(Data listing)
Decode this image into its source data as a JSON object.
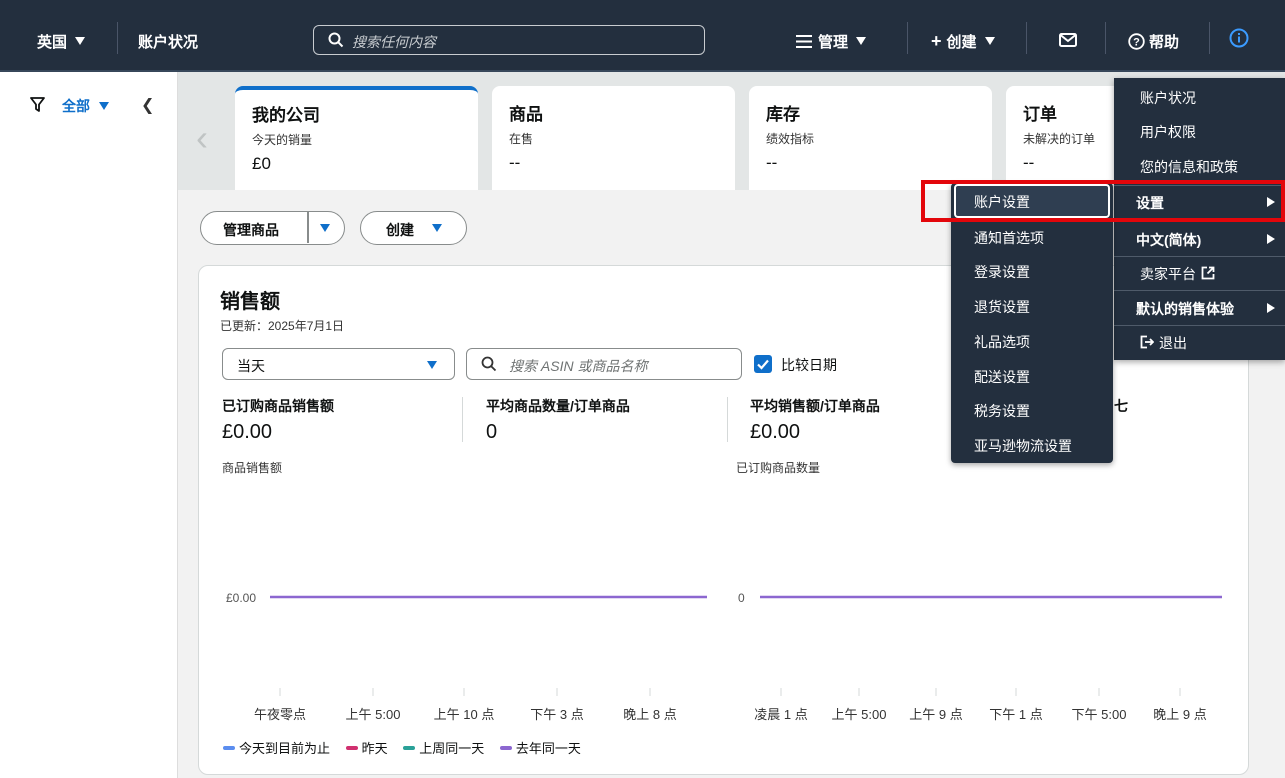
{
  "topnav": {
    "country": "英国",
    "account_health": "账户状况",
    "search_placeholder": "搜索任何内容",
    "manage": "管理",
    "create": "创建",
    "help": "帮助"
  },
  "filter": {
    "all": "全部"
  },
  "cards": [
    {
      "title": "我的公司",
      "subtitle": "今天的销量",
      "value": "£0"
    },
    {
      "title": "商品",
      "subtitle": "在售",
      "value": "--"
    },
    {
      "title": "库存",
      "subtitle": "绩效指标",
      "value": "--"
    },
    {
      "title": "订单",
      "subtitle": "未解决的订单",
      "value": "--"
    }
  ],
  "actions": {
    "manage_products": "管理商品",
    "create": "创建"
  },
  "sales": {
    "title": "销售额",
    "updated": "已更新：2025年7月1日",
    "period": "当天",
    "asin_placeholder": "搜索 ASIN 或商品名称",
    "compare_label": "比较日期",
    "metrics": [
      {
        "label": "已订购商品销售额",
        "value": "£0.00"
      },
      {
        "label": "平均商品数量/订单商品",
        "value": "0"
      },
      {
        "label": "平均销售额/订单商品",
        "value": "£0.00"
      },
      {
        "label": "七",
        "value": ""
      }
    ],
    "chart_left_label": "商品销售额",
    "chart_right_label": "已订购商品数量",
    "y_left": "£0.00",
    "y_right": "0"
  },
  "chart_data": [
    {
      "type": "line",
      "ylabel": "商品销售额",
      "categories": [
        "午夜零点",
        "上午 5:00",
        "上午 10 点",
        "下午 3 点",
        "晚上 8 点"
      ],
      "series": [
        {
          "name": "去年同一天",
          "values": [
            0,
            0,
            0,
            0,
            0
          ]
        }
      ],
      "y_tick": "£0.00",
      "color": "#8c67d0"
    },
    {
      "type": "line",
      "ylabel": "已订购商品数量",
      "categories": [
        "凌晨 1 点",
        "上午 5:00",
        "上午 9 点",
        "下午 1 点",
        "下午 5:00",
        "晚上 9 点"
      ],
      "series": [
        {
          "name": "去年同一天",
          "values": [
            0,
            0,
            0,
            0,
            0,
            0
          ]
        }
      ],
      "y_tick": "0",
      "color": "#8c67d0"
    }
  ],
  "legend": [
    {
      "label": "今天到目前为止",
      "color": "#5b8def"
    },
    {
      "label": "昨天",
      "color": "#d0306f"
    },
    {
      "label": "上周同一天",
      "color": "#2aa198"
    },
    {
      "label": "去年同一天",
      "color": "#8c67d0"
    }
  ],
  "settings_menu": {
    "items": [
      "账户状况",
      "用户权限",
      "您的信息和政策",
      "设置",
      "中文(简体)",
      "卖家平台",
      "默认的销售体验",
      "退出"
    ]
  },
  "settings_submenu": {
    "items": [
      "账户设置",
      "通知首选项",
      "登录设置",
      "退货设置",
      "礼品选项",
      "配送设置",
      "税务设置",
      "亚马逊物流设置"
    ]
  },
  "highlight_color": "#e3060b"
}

- Exercise task: In your copy, repeat each record exactly and include no pictures.

- Problem solution:
Decode this image into its source data as a JSON object.
{
  "topnav": {
    "country": "英国",
    "account_health": "账户状况",
    "search_placeholder": "搜索任何内容",
    "manage": "管理",
    "create": "创建",
    "help": "帮助"
  },
  "filter": {
    "all": "全部"
  },
  "cards": [
    {
      "title": "我的公司",
      "subtitle": "今天的销量",
      "value": "£0"
    },
    {
      "title": "商品",
      "subtitle": "在售",
      "value": "--"
    },
    {
      "title": "库存",
      "subtitle": "绩效指标",
      "value": "--"
    },
    {
      "title": "订单",
      "subtitle": "未解决的订单",
      "value": "--"
    }
  ],
  "actions": {
    "manage_products": "管理商品",
    "create": "创建"
  },
  "sales": {
    "title": "销售额",
    "updated": "已更新：2025年7月1日",
    "period": "当天",
    "asin_placeholder": "搜索 ASIN 或商品名称",
    "compare_label": "比较日期",
    "metrics": [
      {
        "label": "已订购商品销售额",
        "value": "£0.00"
      },
      {
        "label": "平均商品数量/订单商品",
        "value": "0"
      },
      {
        "label": "平均销售额/订单商品",
        "value": "£0.00"
      },
      {
        "label": "七",
        "value": ""
      }
    ],
    "chart_left_label": "商品销售额",
    "chart_right_label": "已订购商品数量",
    "y_left": "£0.00",
    "y_right": "0"
  },
  "chart_data": [
    {
      "type": "line",
      "ylabel": "商品销售额",
      "categories": [
        "午夜零点",
        "上午 5:00",
        "上午 10 点",
        "下午 3 点",
        "晚上 8 点"
      ],
      "series": [
        {
          "name": "去年同一天",
          "values": [
            0,
            0,
            0,
            0,
            0
          ]
        }
      ],
      "y_tick": "£0.00",
      "color": "#8c67d0"
    },
    {
      "type": "line",
      "ylabel": "已订购商品数量",
      "categories": [
        "凌晨 1 点",
        "上午 5:00",
        "上午 9 点",
        "下午 1 点",
        "下午 5:00",
        "晚上 9 点"
      ],
      "series": [
        {
          "name": "去年同一天",
          "values": [
            0,
            0,
            0,
            0,
            0,
            0
          ]
        }
      ],
      "y_tick": "0",
      "color": "#8c67d0"
    }
  ],
  "legend": [
    {
      "label": "今天到目前为止",
      "color": "#5b8def"
    },
    {
      "label": "昨天",
      "color": "#d0306f"
    },
    {
      "label": "上周同一天",
      "color": "#2aa198"
    },
    {
      "label": "去年同一天",
      "color": "#8c67d0"
    }
  ],
  "settings_menu": {
    "items": [
      "账户状况",
      "用户权限",
      "您的信息和政策",
      "设置",
      "中文(简体)",
      "卖家平台",
      "默认的销售体验",
      "退出"
    ]
  },
  "settings_submenu": {
    "items": [
      "账户设置",
      "通知首选项",
      "登录设置",
      "退货设置",
      "礼品选项",
      "配送设置",
      "税务设置",
      "亚马逊物流设置"
    ]
  },
  "highlight_color": "#e3060b"
}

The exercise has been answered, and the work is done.